▶ _Excerpted records_:
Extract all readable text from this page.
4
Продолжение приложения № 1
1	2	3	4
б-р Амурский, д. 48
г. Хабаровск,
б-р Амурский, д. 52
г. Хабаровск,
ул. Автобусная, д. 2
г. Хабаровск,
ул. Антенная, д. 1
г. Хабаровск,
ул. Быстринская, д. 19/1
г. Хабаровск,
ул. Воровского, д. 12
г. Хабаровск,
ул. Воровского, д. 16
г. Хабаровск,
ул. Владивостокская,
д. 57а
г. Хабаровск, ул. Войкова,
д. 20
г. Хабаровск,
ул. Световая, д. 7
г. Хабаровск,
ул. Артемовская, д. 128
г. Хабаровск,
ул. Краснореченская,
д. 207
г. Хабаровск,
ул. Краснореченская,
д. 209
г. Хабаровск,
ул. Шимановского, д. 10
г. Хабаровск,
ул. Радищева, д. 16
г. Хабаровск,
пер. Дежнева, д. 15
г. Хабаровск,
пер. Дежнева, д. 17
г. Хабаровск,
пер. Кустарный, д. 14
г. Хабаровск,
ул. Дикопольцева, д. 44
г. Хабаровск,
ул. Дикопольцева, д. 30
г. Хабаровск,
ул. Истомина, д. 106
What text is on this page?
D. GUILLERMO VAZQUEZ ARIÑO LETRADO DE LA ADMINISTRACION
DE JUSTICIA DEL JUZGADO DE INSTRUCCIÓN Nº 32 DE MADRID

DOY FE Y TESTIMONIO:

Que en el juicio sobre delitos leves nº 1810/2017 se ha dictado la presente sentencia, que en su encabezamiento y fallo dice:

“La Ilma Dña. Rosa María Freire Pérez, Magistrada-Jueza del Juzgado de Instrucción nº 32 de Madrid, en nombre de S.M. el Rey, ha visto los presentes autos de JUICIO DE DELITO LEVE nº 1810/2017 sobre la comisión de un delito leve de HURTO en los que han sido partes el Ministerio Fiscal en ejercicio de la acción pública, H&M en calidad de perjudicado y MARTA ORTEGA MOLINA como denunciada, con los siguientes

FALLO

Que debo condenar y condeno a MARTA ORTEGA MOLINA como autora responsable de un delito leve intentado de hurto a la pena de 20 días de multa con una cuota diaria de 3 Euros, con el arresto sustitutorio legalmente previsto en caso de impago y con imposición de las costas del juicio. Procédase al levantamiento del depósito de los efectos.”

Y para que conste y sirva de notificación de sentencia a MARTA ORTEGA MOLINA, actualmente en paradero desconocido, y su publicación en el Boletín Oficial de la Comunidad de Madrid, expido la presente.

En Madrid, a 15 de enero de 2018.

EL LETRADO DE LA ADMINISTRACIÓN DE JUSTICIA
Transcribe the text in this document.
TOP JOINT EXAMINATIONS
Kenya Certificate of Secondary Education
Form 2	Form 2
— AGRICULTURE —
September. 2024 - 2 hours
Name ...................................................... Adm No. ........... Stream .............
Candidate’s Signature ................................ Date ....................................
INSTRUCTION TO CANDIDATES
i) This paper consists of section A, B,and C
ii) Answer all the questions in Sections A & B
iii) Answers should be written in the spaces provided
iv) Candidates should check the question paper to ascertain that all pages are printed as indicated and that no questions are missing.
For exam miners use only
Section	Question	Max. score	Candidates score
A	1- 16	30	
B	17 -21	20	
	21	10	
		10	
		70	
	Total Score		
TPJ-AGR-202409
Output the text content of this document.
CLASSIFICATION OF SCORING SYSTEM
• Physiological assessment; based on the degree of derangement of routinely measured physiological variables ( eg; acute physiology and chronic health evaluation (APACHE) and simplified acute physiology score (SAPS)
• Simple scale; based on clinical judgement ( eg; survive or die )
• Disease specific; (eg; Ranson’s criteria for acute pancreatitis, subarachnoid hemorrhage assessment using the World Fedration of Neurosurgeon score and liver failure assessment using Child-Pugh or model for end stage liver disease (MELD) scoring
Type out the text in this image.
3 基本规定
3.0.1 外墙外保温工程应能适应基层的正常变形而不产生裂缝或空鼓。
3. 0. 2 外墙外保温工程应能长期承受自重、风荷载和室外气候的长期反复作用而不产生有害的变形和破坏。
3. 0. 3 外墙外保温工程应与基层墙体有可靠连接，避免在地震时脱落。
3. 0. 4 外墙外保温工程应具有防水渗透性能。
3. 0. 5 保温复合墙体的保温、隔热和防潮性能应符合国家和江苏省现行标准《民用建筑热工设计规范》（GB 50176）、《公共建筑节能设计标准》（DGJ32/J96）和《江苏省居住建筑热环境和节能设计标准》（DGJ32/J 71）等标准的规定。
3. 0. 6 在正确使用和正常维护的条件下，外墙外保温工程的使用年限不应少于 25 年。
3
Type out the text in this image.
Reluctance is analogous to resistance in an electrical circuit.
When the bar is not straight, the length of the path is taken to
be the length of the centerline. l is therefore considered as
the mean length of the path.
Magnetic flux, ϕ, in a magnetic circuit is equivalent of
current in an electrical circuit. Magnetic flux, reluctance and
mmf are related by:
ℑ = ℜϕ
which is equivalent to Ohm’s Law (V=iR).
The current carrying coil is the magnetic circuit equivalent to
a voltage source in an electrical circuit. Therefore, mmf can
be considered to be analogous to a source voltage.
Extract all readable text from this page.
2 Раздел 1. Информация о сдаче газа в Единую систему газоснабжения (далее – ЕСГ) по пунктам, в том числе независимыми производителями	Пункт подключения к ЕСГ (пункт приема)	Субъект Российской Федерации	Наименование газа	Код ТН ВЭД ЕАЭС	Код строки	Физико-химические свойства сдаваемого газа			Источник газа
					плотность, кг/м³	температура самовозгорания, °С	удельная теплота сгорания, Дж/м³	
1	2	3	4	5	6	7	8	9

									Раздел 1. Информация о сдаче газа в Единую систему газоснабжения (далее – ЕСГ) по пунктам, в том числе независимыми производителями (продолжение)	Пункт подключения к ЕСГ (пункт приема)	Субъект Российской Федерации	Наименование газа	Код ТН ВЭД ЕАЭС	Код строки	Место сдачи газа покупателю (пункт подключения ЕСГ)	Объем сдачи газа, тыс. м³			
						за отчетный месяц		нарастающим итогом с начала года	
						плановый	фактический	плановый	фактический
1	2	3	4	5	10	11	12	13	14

▶ _Given instruction_: Extract every line above exactly as it stands.

▶ _Answer for the task_:
Extract all readable text from this page.
4
Продолжение приложения № 1
1	2	3	4
б-р Амурский, д. 48
г. Хабаровск,
б-р Амурский, д. 52
г. Хабаровск,
ул. Автобусная, д. 2
г. Хабаровск,
ул. Антенная, д. 1
г. Хабаровск,
ул. Быстринская, д. 19/1
г. Хабаровск,
ул. Воровского, д. 12
г. Хабаровск,
ул. Воровского, д. 16
г. Хабаровск,
ул. Владивостокская,
д. 57а
г. Хабаровск, ул. Войкова,
д. 20
г. Хабаровск,
ул. Световая, д. 7
г. Хабаровск,
ул. Артемовская, д. 128
г. Хабаровск,
ул. Краснореченская,
д. 207
г. Хабаровск,
ул. Краснореченская,
д. 209
г. Хабаровск,
ул. Шимановского, д. 10
г. Хабаровск,
ул. Радищева, д. 16
г. Хабаровск,
пер. Дежнева, д. 15
г. Хабаровск,
пер. Дежнева, д. 17
г. Хабаровск,
пер. Кустарный, д. 14
г. Хабаровск,
ул. Дикопольцева, д. 44
г. Хабаровск,
ул. Дикопольцева, д. 30
г. Хабаровск,
ул. Истомина, д. 106
What text is on this page?
D. GUILLERMO VAZQUEZ ARIÑO LETRADO DE LA ADMINISTRACION
DE JUSTICIA DEL JUZGADO DE INSTRUCCIÓN Nº 32 DE MADRID

DOY FE Y TESTIMONIO:

Que en el juicio sobre delitos leves nº 1810/2017 se ha dictado la presente sentencia, que en su encabezamiento y fallo dice:

“La Ilma Dña. Rosa María Freire Pérez, Magistrada-Jueza del Juzgado de Instrucción nº 32 de Madrid, en nombre de S.M. el Rey, ha visto los presentes autos de JUICIO DE DELITO LEVE nº 1810/2017 sobre la comisión de un delito leve de HURTO en los que han sido partes el Ministerio Fiscal en ejercicio de la acción pública, H&M en calidad de perjudicado y MARTA ORTEGA MOLINA como denunciada, con los siguientes

FALLO

Que debo condenar y condeno a MARTA ORTEGA MOLINA como autora responsable de un delito leve intentado de hurto a la pena de 20 días de multa con una cuota diaria de 3 Euros, con el arresto sustitutorio legalmente previsto en caso de impago y con imposición de las costas del juicio. Procédase al levantamiento del depósito de los efectos.”

Y para que conste y sirva de notificación de sentencia a MARTA ORTEGA MOLINA, actualmente en paradero desconocido, y su publicación en el Boletín Oficial de la Comunidad de Madrid, expido la presente.

En Madrid, a 15 de enero de 2018.

EL LETRADO DE LA ADMINISTRACIÓN DE JUSTICIA
Transcribe the text in this document.
TOP JOINT EXAMINATIONS
Kenya Certificate of Secondary Education
Form 2	Form 2
— AGRICULTURE —
September. 2024 - 2 hours
Name ...................................................... Adm No. ........... Stream .............
Candidate’s Signature ................................ Date ....................................
INSTRUCTION TO CANDIDATES
i) This paper consists of section A, B,and C
ii) Answer all the questions in Sections A & B
iii) Answers should be written in the spaces provided
iv) Candidates should check the question paper to ascertain that all pages are printed as indicated and that no questions are missing.
For exam miners use only
Section	Question	Max. score	Candidates score
A	1- 16	30	
B	17 -21	20	
	21	10	
		10	
		70	
	Total Score		
TPJ-AGR-202409
Output the text content of this document.
CLASSIFICATION OF SCORING SYSTEM
• Physiological assessment; based on the degree of derangement of routinely measured physiological variables ( eg; acute physiology and chronic health evaluation (APACHE) and simplified acute physiology score (SAPS)
• Simple scale; based on clinical judgement ( eg; survive or die )
• Disease specific; (eg; Ranson’s criteria for acute pancreatitis, subarachnoid hemorrhage assessment using the World Fedration of Neurosurgeon score and liver failure assessment using Child-Pugh or model for end stage liver disease (MELD) scoring
Type out the text in this image.
3 基本规定
3.0.1 外墙外保温工程应能适应基层的正常变形而不产生裂缝或空鼓。
3. 0. 2 外墙外保温工程应能长期承受自重、风荷载和室外气候的长期反复作用而不产生有害的变形和破坏。
3. 0. 3 外墙外保温工程应与基层墙体有可靠连接，避免在地震时脱落。
3. 0. 4 外墙外保温工程应具有防水渗透性能。
3. 0. 5 保温复合墙体的保温、隔热和防潮性能应符合国家和江苏省现行标准《民用建筑热工设计规范》（GB 50176）、《公共建筑节能设计标准》（DGJ32/J96）和《江苏省居住建筑热环境和节能设计标准》（DGJ32/J 71）等标准的规定。
3. 0. 6 在正确使用和正常维护的条件下，外墙外保温工程的使用年限不应少于 25 年。
3
Type out the text in this image.
Reluctance is analogous to resistance in an electrical circuit.
When the bar is not straight, the length of the path is taken to
be the length of the centerline. l is therefore considered as
the mean length of the path.
Magnetic flux, ϕ, in a magnetic circuit is equivalent of
current in an electrical circuit. Magnetic flux, reluctance and
mmf are related by:
ℑ = ℜϕ
which is equivalent to Ohm’s Law (V=iR).
The current carrying coil is the magnetic circuit equivalent to
a voltage source in an electrical circuit. Therefore, mmf can
be considered to be analogous to a source voltage.
Extract all readable text from this page.
2 Раздел 1. Информация о сдаче газа в Единую систему газоснабжения (далее – ЕСГ) по пунктам, в том числе независимыми производителями	Пункт подключения к ЕСГ (пункт приема)	Субъект Российской Федерации	Наименование газа	Код ТН ВЭД ЕАЭС	Код строки	Физико-химические свойства сдаваемого газа			Источник газа
					плотность, кг/м³	температура самовозгорания, °С	удельная теплота сгорания, Дж/м³	
1	2	3	4	5	6	7	8	9

									Раздел 1. Информация о сдаче газа в Единую систему газоснабжения (далее – ЕСГ) по пунктам, в том числе независимыми производителями (продолжение)	Пункт подключения к ЕСГ (пункт приема)	Субъект Российской Федерации	Наименование газа	Код ТН ВЭД ЕАЭС	Код строки	Место сдачи газа покупателю (пункт подключения ЕСГ)	Объем сдачи газа, тыс. м³			
						за отчетный месяц		нарастающим итогом с начала года	
						плановый	фактический	плановый	фактический
1	2	3	4	5	10	11	12	13	14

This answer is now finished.